* [Goal]:
Take the data that follows and retype it word for word.

(Collection entries)
::::::::

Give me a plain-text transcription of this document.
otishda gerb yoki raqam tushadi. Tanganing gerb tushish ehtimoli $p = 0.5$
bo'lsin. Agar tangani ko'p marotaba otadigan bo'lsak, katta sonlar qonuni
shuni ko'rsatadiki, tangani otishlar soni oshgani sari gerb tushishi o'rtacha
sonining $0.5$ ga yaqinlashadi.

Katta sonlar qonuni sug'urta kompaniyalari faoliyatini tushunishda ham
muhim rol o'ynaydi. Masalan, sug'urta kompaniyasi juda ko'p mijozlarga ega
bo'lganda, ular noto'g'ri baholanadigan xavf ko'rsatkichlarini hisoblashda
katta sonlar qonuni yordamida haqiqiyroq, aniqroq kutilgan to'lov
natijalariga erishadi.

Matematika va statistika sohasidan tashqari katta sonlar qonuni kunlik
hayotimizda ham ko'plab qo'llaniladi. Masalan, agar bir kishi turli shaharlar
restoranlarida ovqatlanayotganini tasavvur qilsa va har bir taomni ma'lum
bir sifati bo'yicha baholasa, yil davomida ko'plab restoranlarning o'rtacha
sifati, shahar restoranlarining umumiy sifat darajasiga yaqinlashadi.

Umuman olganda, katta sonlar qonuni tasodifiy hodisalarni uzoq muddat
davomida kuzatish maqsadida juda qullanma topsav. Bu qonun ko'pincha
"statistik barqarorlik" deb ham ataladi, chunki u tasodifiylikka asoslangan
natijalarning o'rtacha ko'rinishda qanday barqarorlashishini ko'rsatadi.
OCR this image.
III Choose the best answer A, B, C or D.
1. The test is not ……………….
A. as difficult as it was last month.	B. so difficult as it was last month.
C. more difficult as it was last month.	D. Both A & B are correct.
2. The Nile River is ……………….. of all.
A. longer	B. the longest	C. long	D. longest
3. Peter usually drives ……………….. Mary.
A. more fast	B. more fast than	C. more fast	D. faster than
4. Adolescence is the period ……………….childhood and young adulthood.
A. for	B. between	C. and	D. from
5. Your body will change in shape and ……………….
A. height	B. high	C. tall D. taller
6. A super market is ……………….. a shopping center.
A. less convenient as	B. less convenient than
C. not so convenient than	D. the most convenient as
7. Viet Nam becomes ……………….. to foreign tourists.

::::::::

* [Response to the exercise]:
Give me a plain-text transcription of this document.
otishda gerb yoki raqam tushadi. Tanganing gerb tushish ehtimoli $p = 0.5$
bo'lsin. Agar tangani ko'p marotaba otadigan bo'lsak, katta sonlar qonuni
shuni ko'rsatadiki, tangani otishlar soni oshgani sari gerb tushishi o'rtacha
sonining $0.5$ ga yaqinlashadi.

Katta sonlar qonuni sug'urta kompaniyalari faoliyatini tushunishda ham
muhim rol o'ynaydi. Masalan, sug'urta kompaniyasi juda ko'p mijozlarga ega
bo'lganda, ular noto'g'ri baholanadigan xavf ko'rsatkichlarini hisoblashda
katta sonlar qonuni yordamida haqiqiyroq, aniqroq kutilgan to'lov
natijalariga erishadi.

Matematika va statistika sohasidan tashqari katta sonlar qonuni kunlik
hayotimizda ham ko'plab qo'llaniladi. Masalan, agar bir kishi turli shaharlar
restoranlarida ovqatlanayotganini tasavvur qilsa va har bir taomni ma'lum
bir sifati bo'yicha baholasa, yil davomida ko'plab restoranlarning o'rtacha
sifati, shahar restoranlarining umumiy sifat darajasiga yaqinlashadi.

Umuman olganda, katta sonlar qonuni tasodifiy hodisalarni uzoq muddat
davomida kuzatish maqsadida juda qullanma topsav. Bu qonun ko'pincha
"statistik barqarorlik" deb ham ataladi, chunki u tasodifiylikka asoslangan
natijalarning o'rtacha ko'rinishda qanday barqarorlashishini ko'rsatadi.
OCR this image.
III Choose the best answer A, B, C or D.
1. The test is not ……………….
A. as difficult as it was last month.	B. so difficult as it was last month.
C. more difficult as it was last month.	D. Both A & B are correct.
2. The Nile River is ……………….. of all.
A. longer	B. the longest	C. long	D. longest
3. Peter usually drives ……………….. Mary.
A. more fast	B. more fast than	C. more fast	D. faster than
4. Adolescence is the period ……………….childhood and young adulthood.
A. for	B. between	C. and	D. from
5. Your body will change in shape and ……………….
A. height	B. high	C. tall D. taller
6. A super market is ……………….. a shopping center.
A. less convenient as	B. less convenient than
C. not so convenient than	D. the most convenient as
7. Viet Nam becomes ……………….. to foreign tourists.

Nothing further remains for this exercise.